**Aim of the task**:
Scan the following material for the string "JSON" and copy each line in which it appears.

**Extracted information**:

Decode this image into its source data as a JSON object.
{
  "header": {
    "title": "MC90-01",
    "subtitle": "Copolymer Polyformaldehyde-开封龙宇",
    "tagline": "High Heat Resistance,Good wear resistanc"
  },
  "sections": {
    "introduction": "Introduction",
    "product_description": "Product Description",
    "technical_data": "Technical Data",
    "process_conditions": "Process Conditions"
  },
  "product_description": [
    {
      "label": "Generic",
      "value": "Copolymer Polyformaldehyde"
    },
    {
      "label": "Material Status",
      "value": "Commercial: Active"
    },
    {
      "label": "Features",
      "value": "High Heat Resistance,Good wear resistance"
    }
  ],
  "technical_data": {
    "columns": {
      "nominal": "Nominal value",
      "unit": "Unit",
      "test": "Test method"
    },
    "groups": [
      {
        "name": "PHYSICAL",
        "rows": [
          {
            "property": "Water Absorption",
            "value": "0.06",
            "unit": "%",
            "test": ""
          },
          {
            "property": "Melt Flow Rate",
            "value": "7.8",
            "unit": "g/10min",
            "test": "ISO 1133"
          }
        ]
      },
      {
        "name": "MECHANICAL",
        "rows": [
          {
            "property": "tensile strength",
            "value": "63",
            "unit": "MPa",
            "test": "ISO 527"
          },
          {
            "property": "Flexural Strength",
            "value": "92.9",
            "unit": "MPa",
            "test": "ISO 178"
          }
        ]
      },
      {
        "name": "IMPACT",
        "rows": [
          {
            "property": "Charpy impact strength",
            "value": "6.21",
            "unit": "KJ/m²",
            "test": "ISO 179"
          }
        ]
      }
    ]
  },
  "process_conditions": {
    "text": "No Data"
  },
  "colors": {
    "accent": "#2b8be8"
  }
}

* * *

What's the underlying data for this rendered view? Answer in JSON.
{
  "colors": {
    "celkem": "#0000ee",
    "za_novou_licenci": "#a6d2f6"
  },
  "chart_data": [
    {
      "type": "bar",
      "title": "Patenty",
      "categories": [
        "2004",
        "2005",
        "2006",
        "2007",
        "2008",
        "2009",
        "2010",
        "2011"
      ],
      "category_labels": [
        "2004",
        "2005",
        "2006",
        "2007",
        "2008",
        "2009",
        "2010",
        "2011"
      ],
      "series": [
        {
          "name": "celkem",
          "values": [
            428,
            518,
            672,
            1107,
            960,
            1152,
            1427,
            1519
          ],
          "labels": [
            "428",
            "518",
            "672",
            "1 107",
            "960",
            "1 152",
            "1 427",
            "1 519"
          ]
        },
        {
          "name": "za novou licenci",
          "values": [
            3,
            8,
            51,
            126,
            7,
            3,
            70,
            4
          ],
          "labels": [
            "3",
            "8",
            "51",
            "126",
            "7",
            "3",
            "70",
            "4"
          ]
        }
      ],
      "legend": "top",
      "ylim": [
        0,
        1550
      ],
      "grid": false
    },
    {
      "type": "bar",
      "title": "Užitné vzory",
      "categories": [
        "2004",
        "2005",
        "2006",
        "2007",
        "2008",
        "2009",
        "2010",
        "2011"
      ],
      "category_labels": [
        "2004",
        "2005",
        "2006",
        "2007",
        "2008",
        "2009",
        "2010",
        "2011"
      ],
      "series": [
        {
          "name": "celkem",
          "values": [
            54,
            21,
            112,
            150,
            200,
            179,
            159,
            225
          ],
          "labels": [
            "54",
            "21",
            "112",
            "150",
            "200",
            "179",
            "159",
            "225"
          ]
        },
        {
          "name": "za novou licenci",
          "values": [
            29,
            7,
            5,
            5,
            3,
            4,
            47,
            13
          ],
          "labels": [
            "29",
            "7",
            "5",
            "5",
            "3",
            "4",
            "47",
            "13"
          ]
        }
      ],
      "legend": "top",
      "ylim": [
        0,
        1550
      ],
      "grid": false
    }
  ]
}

**Full answer**:
Decode this image into its source data as a JSON object.
What's the underlying data for this rendered view? Answer in JSON.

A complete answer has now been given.